### REQUIREMENTS
Exclude the pictures and reproduce the remaining data exactly as written.

[Figure dataset records]

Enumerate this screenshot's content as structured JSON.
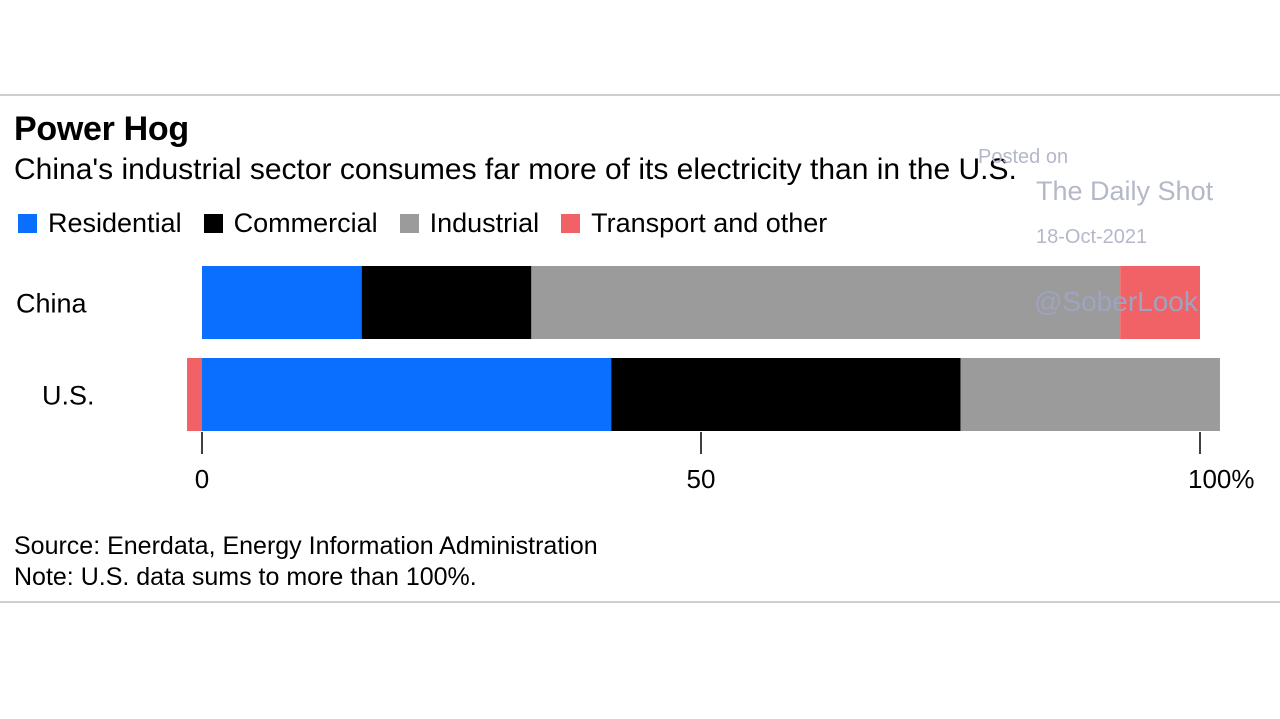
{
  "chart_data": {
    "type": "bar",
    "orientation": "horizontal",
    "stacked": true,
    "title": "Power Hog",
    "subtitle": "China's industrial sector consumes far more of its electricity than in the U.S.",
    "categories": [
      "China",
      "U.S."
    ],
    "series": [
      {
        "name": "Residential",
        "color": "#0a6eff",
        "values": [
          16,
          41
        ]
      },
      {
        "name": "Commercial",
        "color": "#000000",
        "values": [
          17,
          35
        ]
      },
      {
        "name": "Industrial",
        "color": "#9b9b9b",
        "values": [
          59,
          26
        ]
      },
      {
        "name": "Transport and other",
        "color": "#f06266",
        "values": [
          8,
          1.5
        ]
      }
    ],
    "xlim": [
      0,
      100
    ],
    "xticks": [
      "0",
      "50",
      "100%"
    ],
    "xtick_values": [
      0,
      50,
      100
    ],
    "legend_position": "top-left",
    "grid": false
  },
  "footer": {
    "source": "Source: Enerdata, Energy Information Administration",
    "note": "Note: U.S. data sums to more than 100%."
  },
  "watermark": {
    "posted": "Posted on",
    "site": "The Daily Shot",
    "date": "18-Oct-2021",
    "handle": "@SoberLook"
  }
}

### WRITTEN RESPONSE
Enumerate this screenshot's content as structured JSON.
{
  "chart_data": {
    "type": "bar",
    "orientation": "horizontal",
    "stacked": true,
    "title": "Power Hog",
    "subtitle": "China's industrial sector consumes far more of its electricity than in the U.S.",
    "categories": [
      "China",
      "U.S."
    ],
    "series": [
      {
        "name": "Residential",
        "color": "#0a6eff",
        "values": [
          16,
          41
        ]
      },
      {
        "name": "Commercial",
        "color": "#000000",
        "values": [
          17,
          35
        ]
      },
      {
        "name": "Industrial",
        "color": "#9b9b9b",
        "values": [
          59,
          26
        ]
      },
      {
        "name": "Transport and other",
        "color": "#f06266",
        "values": [
          8,
          1.5
        ]
      }
    ],
    "xlim": [
      0,
      100
    ],
    "xticks": [
      "0",
      "50",
      "100%"
    ],
    "xtick_values": [
      0,
      50,
      100
    ],
    "legend_position": "top-left",
    "grid": false
  },
  "footer": {
    "source": "Source: Enerdata, Energy Information Administration",
    "note": "Note: U.S. data sums to more than 100%."
  },
  "watermark": {
    "posted": "Posted on",
    "site": "The Daily Shot",
    "date": "18-Oct-2021",
    "handle": "@SoberLook"
  }
}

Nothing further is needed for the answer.